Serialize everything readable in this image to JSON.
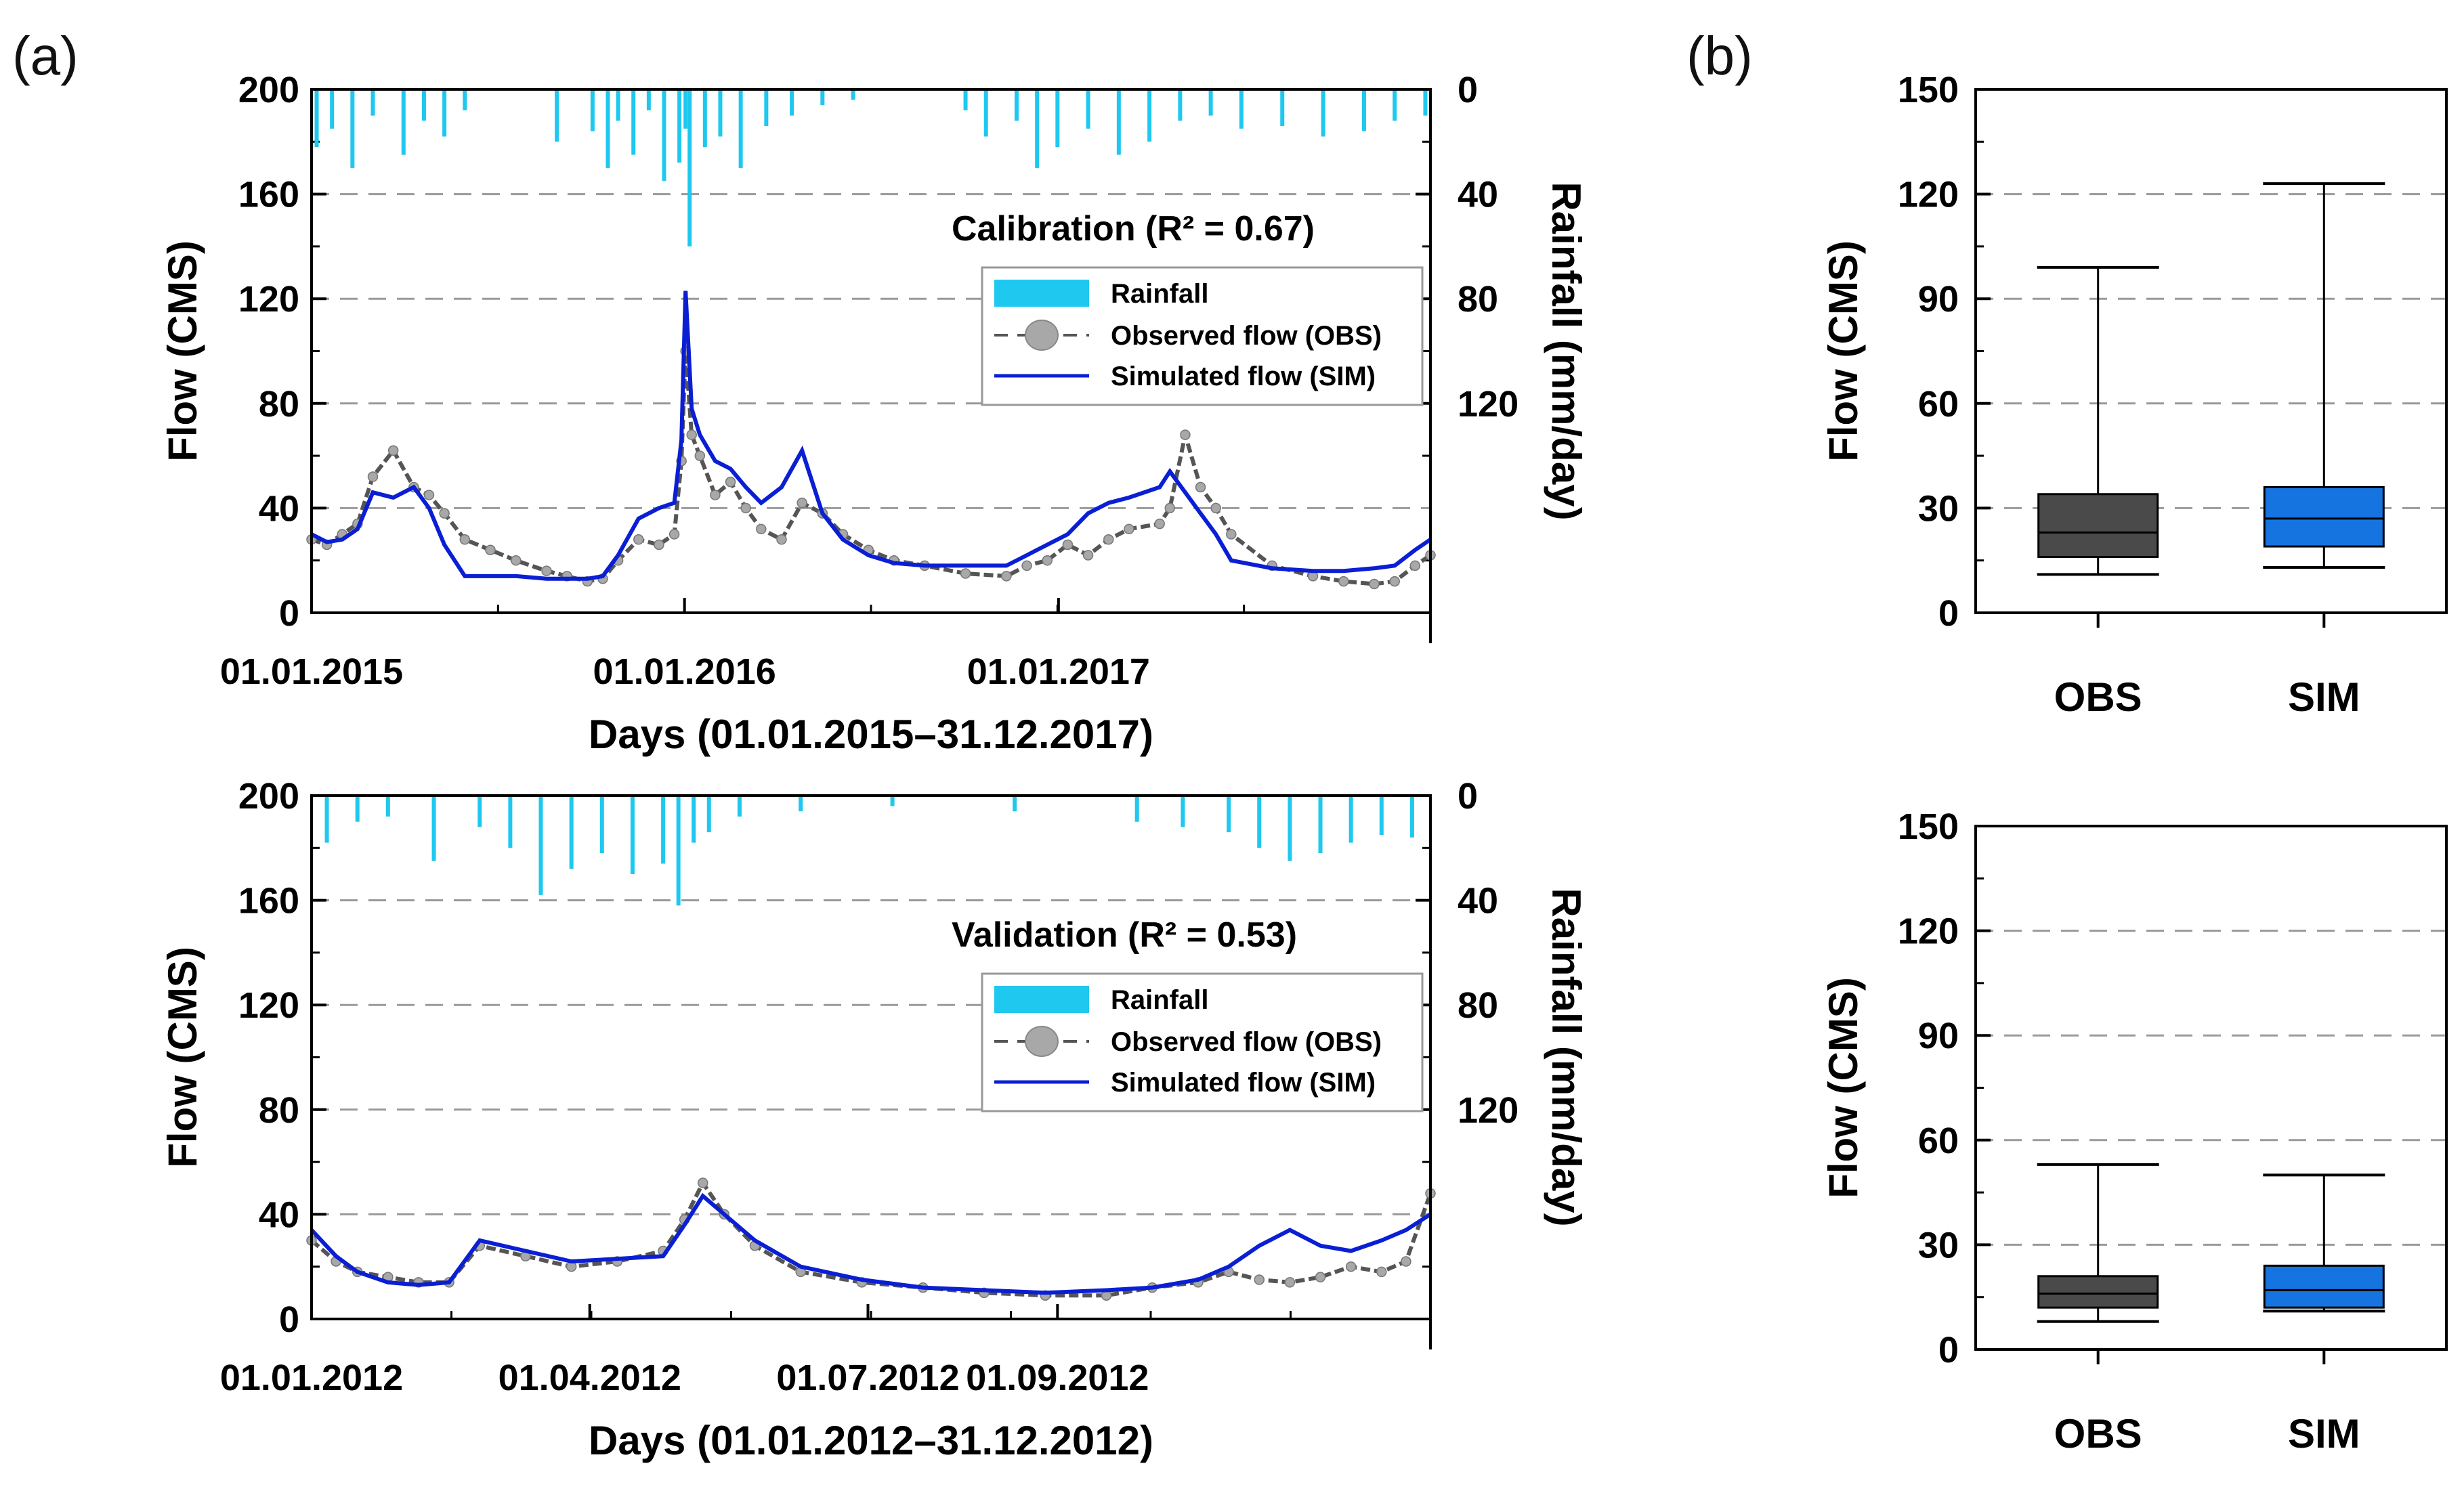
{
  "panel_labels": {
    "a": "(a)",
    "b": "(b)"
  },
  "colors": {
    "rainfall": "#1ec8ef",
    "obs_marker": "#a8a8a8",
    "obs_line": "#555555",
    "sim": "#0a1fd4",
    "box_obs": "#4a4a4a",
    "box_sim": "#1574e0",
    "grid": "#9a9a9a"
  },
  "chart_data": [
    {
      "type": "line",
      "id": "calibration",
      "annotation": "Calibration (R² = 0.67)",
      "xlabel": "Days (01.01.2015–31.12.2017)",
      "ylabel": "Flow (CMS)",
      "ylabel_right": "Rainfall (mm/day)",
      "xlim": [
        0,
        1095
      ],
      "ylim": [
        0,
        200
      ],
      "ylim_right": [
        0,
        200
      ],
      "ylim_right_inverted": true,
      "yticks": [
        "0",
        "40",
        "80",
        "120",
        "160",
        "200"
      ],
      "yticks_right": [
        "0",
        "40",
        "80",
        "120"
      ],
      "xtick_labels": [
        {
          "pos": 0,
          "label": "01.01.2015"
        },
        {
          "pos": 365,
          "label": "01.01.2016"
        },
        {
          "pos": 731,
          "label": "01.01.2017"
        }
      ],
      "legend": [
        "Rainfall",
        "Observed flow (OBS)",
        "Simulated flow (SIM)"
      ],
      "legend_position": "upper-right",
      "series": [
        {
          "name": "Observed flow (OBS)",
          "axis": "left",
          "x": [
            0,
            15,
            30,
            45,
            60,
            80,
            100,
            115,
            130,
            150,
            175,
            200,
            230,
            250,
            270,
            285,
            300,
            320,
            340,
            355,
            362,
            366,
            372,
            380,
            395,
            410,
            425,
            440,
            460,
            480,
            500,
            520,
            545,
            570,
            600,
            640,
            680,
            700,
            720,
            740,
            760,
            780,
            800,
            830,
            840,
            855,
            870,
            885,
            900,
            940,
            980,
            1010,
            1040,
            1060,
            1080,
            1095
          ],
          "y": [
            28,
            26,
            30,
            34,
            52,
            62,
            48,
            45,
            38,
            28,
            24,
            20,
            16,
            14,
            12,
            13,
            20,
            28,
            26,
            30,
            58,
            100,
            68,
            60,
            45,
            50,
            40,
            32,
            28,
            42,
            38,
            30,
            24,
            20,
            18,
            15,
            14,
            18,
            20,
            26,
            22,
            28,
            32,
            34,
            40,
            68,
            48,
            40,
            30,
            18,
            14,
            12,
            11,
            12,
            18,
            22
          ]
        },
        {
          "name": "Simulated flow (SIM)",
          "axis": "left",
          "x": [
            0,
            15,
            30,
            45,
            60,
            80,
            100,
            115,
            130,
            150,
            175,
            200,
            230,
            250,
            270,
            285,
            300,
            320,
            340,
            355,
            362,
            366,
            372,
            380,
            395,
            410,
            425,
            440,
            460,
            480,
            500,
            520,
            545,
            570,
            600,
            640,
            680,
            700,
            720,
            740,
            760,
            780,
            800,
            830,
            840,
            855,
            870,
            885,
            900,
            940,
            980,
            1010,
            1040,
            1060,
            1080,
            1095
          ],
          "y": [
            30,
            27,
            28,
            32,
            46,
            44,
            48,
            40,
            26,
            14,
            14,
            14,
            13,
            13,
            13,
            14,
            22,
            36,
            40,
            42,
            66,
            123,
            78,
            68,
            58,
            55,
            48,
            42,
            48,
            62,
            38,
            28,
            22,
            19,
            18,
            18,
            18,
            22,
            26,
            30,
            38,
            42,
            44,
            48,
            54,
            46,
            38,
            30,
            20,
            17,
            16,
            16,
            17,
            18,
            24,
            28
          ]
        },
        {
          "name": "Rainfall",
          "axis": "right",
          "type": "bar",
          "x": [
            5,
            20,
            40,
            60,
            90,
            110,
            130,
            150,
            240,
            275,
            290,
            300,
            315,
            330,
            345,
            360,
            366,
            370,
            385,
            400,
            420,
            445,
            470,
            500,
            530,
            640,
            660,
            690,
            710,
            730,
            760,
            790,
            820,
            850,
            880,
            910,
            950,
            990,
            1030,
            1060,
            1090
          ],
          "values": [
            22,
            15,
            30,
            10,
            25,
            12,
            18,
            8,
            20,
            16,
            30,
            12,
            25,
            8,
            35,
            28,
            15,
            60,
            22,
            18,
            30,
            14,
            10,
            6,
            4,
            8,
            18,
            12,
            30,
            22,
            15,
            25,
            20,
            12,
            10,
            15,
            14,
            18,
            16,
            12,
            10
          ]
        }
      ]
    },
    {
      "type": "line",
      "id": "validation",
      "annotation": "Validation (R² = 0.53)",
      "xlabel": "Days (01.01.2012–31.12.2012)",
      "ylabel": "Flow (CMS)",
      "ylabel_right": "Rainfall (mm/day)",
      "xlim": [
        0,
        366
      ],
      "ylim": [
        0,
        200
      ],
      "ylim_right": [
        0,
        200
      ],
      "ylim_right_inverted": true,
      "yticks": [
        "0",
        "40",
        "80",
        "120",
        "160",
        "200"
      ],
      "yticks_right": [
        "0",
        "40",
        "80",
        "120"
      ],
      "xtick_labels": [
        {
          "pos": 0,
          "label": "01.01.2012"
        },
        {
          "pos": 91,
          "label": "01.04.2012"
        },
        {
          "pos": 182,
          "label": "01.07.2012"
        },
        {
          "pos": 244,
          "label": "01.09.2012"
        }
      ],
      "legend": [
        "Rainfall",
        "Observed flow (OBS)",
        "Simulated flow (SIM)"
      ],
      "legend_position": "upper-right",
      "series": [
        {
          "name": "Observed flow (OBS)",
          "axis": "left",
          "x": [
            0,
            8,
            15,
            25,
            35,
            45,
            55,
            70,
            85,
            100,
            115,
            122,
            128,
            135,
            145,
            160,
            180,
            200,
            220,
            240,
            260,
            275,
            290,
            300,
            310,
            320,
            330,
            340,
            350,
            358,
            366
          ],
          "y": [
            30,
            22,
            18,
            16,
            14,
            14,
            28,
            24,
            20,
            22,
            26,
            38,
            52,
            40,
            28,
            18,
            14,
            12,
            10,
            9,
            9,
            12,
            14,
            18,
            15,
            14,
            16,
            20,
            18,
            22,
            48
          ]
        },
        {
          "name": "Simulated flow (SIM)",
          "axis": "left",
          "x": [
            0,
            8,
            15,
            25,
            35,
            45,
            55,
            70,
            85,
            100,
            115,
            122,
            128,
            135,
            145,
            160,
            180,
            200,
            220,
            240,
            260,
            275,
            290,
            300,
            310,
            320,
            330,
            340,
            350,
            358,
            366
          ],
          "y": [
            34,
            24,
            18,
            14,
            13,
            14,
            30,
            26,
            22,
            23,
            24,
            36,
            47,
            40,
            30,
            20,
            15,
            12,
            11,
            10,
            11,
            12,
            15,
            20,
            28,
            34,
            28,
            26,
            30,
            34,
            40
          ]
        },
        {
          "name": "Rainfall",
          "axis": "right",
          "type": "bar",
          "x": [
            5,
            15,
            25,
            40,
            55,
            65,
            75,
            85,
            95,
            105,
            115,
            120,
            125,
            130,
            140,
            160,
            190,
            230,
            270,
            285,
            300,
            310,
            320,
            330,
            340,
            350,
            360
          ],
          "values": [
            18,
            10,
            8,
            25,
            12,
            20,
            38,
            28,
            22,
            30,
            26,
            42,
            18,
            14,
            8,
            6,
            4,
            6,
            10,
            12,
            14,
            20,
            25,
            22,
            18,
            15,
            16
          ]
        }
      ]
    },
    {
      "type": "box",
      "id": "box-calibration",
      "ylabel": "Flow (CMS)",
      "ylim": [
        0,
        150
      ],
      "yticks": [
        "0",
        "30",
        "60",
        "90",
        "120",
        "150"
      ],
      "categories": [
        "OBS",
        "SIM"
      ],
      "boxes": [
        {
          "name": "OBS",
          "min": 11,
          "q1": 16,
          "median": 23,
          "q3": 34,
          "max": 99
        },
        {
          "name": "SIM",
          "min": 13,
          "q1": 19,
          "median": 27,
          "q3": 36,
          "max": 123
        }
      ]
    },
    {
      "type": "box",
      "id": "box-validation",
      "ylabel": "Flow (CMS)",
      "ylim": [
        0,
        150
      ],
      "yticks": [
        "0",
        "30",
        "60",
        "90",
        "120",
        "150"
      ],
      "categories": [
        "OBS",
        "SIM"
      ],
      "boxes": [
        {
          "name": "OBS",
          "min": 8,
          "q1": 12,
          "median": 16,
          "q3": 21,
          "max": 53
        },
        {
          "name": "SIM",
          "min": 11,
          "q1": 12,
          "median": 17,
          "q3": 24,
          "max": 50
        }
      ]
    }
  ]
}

- - -

• _Given request_: Look through the material above. Copy each line where the word "annotation" appears.

• _Response to this exercise_:
      "annotation": "Calibration (R² = 0.67)",
      "annotation": "Validation (R² = 0.53)",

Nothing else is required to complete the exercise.